#### Set task
Comb through the entries for "value" and pull out each line that holds it.

--

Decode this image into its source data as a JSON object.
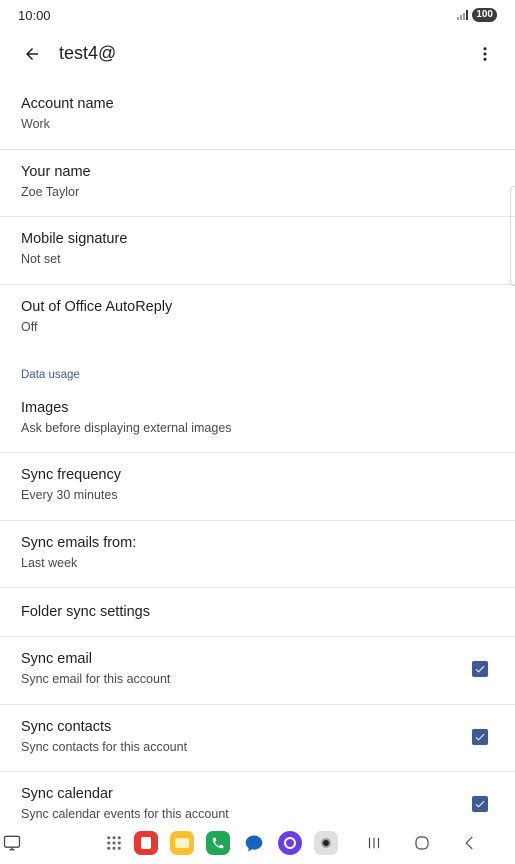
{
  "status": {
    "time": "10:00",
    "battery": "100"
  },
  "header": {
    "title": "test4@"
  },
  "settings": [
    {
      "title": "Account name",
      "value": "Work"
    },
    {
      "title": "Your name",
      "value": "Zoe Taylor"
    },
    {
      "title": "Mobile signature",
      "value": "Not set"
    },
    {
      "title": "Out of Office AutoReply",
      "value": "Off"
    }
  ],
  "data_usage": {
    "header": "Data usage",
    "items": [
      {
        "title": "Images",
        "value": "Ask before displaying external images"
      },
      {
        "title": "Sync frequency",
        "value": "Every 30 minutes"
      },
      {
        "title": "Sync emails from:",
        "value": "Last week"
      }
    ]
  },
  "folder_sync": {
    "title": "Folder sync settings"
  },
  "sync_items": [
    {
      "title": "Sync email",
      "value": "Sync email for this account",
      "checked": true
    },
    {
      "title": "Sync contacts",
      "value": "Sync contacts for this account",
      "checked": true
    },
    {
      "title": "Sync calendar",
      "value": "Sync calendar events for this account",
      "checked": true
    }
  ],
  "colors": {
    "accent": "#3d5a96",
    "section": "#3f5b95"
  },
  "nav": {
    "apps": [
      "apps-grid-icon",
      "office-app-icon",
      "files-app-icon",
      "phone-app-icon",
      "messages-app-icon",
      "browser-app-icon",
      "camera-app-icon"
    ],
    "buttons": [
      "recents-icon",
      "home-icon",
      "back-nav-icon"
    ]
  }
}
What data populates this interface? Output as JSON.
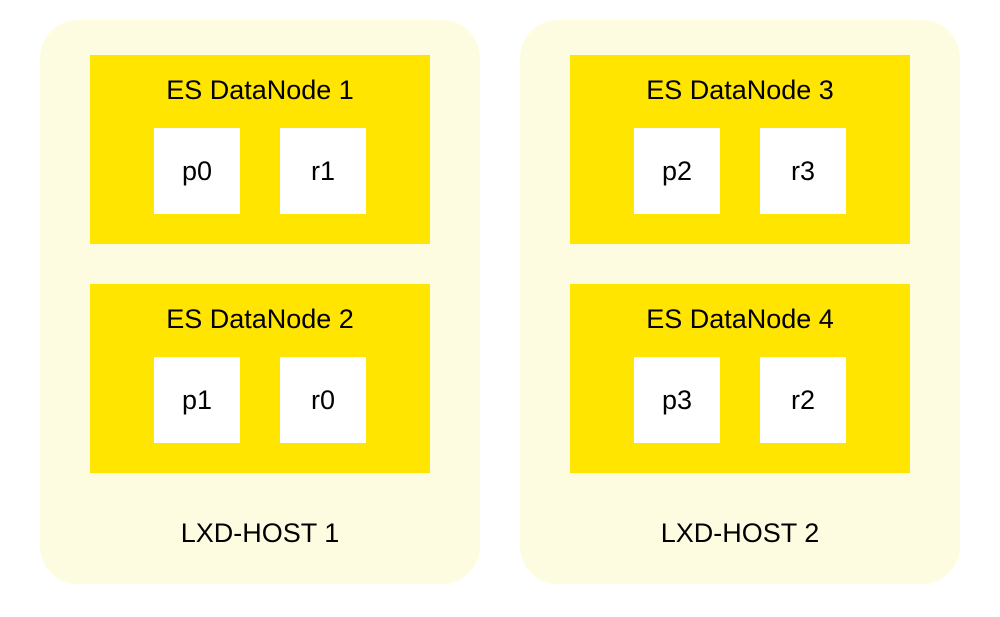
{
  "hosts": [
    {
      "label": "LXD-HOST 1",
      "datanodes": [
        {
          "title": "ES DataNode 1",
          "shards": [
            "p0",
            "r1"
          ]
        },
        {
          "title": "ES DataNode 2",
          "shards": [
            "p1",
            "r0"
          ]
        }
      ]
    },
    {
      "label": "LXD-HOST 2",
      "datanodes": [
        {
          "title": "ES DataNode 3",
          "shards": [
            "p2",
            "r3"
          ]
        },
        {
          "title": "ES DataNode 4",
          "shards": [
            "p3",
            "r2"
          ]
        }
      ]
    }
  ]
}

--

#### Answer in full
      "value": "Work"
      "value": "Zoe Taylor"
      "value": "Not set"
      "value": "Off"
        "value": "Ask before displaying external images"
        "value": "Every 30 minutes"
        "value": "Last week"
      "value": "Sync email for this account",
      "value": "Sync contacts for this account",
      "value": "Sync calendar events for this account",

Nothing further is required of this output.